(Item position entries)
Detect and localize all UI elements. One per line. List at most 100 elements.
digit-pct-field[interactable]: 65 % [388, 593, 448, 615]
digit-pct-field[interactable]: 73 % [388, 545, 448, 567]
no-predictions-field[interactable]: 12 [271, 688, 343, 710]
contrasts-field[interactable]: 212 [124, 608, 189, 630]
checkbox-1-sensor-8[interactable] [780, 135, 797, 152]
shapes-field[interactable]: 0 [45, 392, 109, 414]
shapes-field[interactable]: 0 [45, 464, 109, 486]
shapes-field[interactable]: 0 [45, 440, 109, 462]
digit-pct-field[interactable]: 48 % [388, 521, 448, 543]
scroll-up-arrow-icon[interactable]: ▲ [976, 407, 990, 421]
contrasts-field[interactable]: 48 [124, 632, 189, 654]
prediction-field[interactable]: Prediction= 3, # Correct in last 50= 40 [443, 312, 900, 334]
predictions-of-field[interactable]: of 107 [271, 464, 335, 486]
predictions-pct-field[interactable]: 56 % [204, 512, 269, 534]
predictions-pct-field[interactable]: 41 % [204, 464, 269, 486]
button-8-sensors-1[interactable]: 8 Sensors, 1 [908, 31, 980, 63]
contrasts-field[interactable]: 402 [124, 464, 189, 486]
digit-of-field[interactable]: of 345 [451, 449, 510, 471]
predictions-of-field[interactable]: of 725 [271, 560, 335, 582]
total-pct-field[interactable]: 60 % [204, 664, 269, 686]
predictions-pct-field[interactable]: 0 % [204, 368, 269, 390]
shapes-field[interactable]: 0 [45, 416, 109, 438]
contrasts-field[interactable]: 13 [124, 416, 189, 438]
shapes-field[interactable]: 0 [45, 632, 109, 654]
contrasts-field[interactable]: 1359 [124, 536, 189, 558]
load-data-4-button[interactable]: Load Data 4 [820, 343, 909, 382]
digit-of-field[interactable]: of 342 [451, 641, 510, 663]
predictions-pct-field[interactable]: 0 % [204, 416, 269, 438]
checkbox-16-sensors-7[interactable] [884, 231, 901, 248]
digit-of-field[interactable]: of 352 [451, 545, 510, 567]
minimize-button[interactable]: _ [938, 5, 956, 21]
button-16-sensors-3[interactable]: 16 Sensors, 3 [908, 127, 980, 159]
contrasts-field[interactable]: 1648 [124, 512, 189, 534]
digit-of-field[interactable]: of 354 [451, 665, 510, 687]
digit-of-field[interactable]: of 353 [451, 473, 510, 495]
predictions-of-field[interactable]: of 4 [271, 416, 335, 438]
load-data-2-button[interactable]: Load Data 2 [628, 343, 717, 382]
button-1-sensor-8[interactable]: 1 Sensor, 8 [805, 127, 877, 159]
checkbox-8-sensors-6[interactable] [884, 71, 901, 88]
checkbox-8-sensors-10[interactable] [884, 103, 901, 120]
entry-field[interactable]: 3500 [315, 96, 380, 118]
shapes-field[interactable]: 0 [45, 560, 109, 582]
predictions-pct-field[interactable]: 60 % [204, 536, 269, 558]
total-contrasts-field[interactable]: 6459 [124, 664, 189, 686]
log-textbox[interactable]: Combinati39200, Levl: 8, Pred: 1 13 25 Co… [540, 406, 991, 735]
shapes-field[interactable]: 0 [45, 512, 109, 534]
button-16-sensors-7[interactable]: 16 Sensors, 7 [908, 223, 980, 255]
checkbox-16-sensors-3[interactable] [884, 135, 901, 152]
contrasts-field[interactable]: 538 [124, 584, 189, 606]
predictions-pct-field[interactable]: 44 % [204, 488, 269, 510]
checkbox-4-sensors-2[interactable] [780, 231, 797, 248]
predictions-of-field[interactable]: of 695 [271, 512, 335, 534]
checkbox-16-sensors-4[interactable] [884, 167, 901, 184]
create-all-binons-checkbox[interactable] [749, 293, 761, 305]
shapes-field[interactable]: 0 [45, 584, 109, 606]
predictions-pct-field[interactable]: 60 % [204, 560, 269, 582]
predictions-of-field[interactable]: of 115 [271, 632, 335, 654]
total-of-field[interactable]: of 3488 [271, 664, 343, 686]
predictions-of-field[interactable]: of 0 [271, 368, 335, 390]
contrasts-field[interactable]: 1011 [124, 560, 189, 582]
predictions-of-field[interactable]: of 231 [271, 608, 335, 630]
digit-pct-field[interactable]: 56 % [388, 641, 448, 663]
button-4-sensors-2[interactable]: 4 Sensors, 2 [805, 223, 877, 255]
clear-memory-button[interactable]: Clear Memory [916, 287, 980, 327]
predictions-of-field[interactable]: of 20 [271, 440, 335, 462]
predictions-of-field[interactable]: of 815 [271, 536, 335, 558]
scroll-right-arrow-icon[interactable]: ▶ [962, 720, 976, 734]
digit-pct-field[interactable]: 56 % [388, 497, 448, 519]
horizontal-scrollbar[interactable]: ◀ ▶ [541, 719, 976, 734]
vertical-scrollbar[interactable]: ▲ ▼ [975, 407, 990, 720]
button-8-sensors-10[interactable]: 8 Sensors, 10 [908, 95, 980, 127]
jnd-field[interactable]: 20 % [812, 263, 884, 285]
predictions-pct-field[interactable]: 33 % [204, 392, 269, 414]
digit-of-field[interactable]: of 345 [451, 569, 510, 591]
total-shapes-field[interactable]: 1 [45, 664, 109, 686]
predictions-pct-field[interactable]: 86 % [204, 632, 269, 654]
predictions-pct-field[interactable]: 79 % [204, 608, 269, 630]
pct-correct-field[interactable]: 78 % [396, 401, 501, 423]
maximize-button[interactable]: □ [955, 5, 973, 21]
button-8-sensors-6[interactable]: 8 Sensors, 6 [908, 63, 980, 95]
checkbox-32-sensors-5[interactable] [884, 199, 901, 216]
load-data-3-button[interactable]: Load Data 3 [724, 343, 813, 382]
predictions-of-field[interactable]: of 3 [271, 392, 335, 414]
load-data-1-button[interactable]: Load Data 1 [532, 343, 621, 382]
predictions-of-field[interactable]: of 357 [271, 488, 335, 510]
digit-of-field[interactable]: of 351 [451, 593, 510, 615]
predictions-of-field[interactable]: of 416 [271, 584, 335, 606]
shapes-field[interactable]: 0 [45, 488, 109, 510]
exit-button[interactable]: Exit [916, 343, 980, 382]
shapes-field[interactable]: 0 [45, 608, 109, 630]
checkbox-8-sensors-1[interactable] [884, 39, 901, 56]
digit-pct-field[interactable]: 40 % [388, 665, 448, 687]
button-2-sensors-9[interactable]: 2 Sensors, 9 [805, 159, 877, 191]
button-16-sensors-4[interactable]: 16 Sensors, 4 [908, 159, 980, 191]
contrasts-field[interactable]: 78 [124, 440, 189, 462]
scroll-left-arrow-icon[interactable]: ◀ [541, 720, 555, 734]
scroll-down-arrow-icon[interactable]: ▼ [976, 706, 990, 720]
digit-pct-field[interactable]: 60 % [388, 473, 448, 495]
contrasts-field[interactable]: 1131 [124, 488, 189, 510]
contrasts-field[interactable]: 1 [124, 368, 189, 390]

# [EXERCISE]
Copy the records out again, putting "no more than" wherever "at most" appears and keeping everything else the same.

# [ANSWER FOR THE TASK]
Detect and localize all UI elements. One per line. List no more than 100 elements.
digit-pct-field[interactable]: 65 % [388, 593, 448, 615]
digit-pct-field[interactable]: 73 % [388, 545, 448, 567]
no-predictions-field[interactable]: 12 [271, 688, 343, 710]
contrasts-field[interactable]: 212 [124, 608, 189, 630]
checkbox-1-sensor-8[interactable] [780, 135, 797, 152]
shapes-field[interactable]: 0 [45, 392, 109, 414]
shapes-field[interactable]: 0 [45, 464, 109, 486]
shapes-field[interactable]: 0 [45, 440, 109, 462]
digit-pct-field[interactable]: 48 % [388, 521, 448, 543]
scroll-up-arrow-icon[interactable]: ▲ [976, 407, 990, 421]
contrasts-field[interactable]: 48 [124, 632, 189, 654]
prediction-field[interactable]: Prediction= 3, # Correct in last 50= 40 [443, 312, 900, 334]
predictions-of-field[interactable]: of 107 [271, 464, 335, 486]
predictions-pct-field[interactable]: 56 % [204, 512, 269, 534]
predictions-pct-field[interactable]: 41 % [204, 464, 269, 486]
button-8-sensors-1[interactable]: 8 Sensors, 1 [908, 31, 980, 63]
contrasts-field[interactable]: 402 [124, 464, 189, 486]
digit-of-field[interactable]: of 345 [451, 449, 510, 471]
predictions-of-field[interactable]: of 725 [271, 560, 335, 582]
total-pct-field[interactable]: 60 % [204, 664, 269, 686]
predictions-pct-field[interactable]: 0 % [204, 368, 269, 390]
shapes-field[interactable]: 0 [45, 416, 109, 438]
contrasts-field[interactable]: 13 [124, 416, 189, 438]
shapes-field[interactable]: 0 [45, 632, 109, 654]
contrasts-field[interactable]: 1359 [124, 536, 189, 558]
load-data-4-button[interactable]: Load Data 4 [820, 343, 909, 382]
digit-of-field[interactable]: of 342 [451, 641, 510, 663]
predictions-pct-field[interactable]: 0 % [204, 416, 269, 438]
checkbox-16-sensors-7[interactable] [884, 231, 901, 248]
digit-of-field[interactable]: of 352 [451, 545, 510, 567]
minimize-button[interactable]: _ [938, 5, 956, 21]
button-16-sensors-3[interactable]: 16 Sensors, 3 [908, 127, 980, 159]
contrasts-field[interactable]: 1648 [124, 512, 189, 534]
digit-of-field[interactable]: of 354 [451, 665, 510, 687]
digit-of-field[interactable]: of 353 [451, 473, 510, 495]
predictions-of-field[interactable]: of 4 [271, 416, 335, 438]
load-data-2-button[interactable]: Load Data 2 [628, 343, 717, 382]
button-1-sensor-8[interactable]: 1 Sensor, 8 [805, 127, 877, 159]
checkbox-8-sensors-6[interactable] [884, 71, 901, 88]
checkbox-8-sensors-10[interactable] [884, 103, 901, 120]
entry-field[interactable]: 3500 [315, 96, 380, 118]
shapes-field[interactable]: 0 [45, 560, 109, 582]
predictions-pct-field[interactable]: 60 % [204, 536, 269, 558]
total-contrasts-field[interactable]: 6459 [124, 664, 189, 686]
log-textbox[interactable]: Combinati39200, Levl: 8, Pred: 1 13 25 Co… [540, 406, 991, 735]
shapes-field[interactable]: 0 [45, 512, 109, 534]
button-16-sensors-7[interactable]: 16 Sensors, 7 [908, 223, 980, 255]
checkbox-16-sensors-3[interactable] [884, 135, 901, 152]
contrasts-field[interactable]: 538 [124, 584, 189, 606]
predictions-pct-field[interactable]: 44 % [204, 488, 269, 510]
checkbox-4-sensors-2[interactable] [780, 231, 797, 248]
predictions-of-field[interactable]: of 695 [271, 512, 335, 534]
checkbox-16-sensors-4[interactable] [884, 167, 901, 184]
create-all-binons-checkbox[interactable] [749, 293, 761, 305]
shapes-field[interactable]: 0 [45, 584, 109, 606]
predictions-pct-field[interactable]: 60 % [204, 560, 269, 582]
predictions-of-field[interactable]: of 115 [271, 632, 335, 654]
total-of-field[interactable]: of 3488 [271, 664, 343, 686]
predictions-of-field[interactable]: of 0 [271, 368, 335, 390]
contrasts-field[interactable]: 1011 [124, 560, 189, 582]
predictions-of-field[interactable]: of 231 [271, 608, 335, 630]
digit-pct-field[interactable]: 56 % [388, 641, 448, 663]
button-4-sensors-2[interactable]: 4 Sensors, 2 [805, 223, 877, 255]
clear-memory-button[interactable]: Clear Memory [916, 287, 980, 327]
predictions-of-field[interactable]: of 20 [271, 440, 335, 462]
predictions-of-field[interactable]: of 815 [271, 536, 335, 558]
scroll-right-arrow-icon[interactable]: ▶ [962, 720, 976, 734]
digit-pct-field[interactable]: 56 % [388, 497, 448, 519]
horizontal-scrollbar[interactable]: ◀ ▶ [541, 719, 976, 734]
vertical-scrollbar[interactable]: ▲ ▼ [975, 407, 990, 720]
button-8-sensors-10[interactable]: 8 Sensors, 10 [908, 95, 980, 127]
jnd-field[interactable]: 20 % [812, 263, 884, 285]
predictions-pct-field[interactable]: 33 % [204, 392, 269, 414]
digit-of-field[interactable]: of 345 [451, 569, 510, 591]
total-shapes-field[interactable]: 1 [45, 664, 109, 686]
predictions-pct-field[interactable]: 86 % [204, 632, 269, 654]
predictions-pct-field[interactable]: 79 % [204, 608, 269, 630]
pct-correct-field[interactable]: 78 % [396, 401, 501, 423]
maximize-button[interactable]: □ [955, 5, 973, 21]
button-8-sensors-6[interactable]: 8 Sensors, 6 [908, 63, 980, 95]
checkbox-32-sensors-5[interactable] [884, 199, 901, 216]
load-data-3-button[interactable]: Load Data 3 [724, 343, 813, 382]
predictions-of-field[interactable]: of 3 [271, 392, 335, 414]
load-data-1-button[interactable]: Load Data 1 [532, 343, 621, 382]
predictions-of-field[interactable]: of 357 [271, 488, 335, 510]
digit-of-field[interactable]: of 351 [451, 593, 510, 615]
predictions-of-field[interactable]: of 416 [271, 584, 335, 606]
shapes-field[interactable]: 0 [45, 488, 109, 510]
exit-button[interactable]: Exit [916, 343, 980, 382]
shapes-field[interactable]: 0 [45, 608, 109, 630]
checkbox-8-sensors-1[interactable] [884, 39, 901, 56]
digit-pct-field[interactable]: 40 % [388, 665, 448, 687]
button-2-sensors-9[interactable]: 2 Sensors, 9 [805, 159, 877, 191]
button-16-sensors-4[interactable]: 16 Sensors, 4 [908, 159, 980, 191]
contrasts-field[interactable]: 78 [124, 440, 189, 462]
scroll-left-arrow-icon[interactable]: ◀ [541, 720, 555, 734]
scroll-down-arrow-icon[interactable]: ▼ [976, 706, 990, 720]
digit-pct-field[interactable]: 60 % [388, 473, 448, 495]
contrasts-field[interactable]: 1131 [124, 488, 189, 510]
contrasts-field[interactable]: 1 [124, 368, 189, 390]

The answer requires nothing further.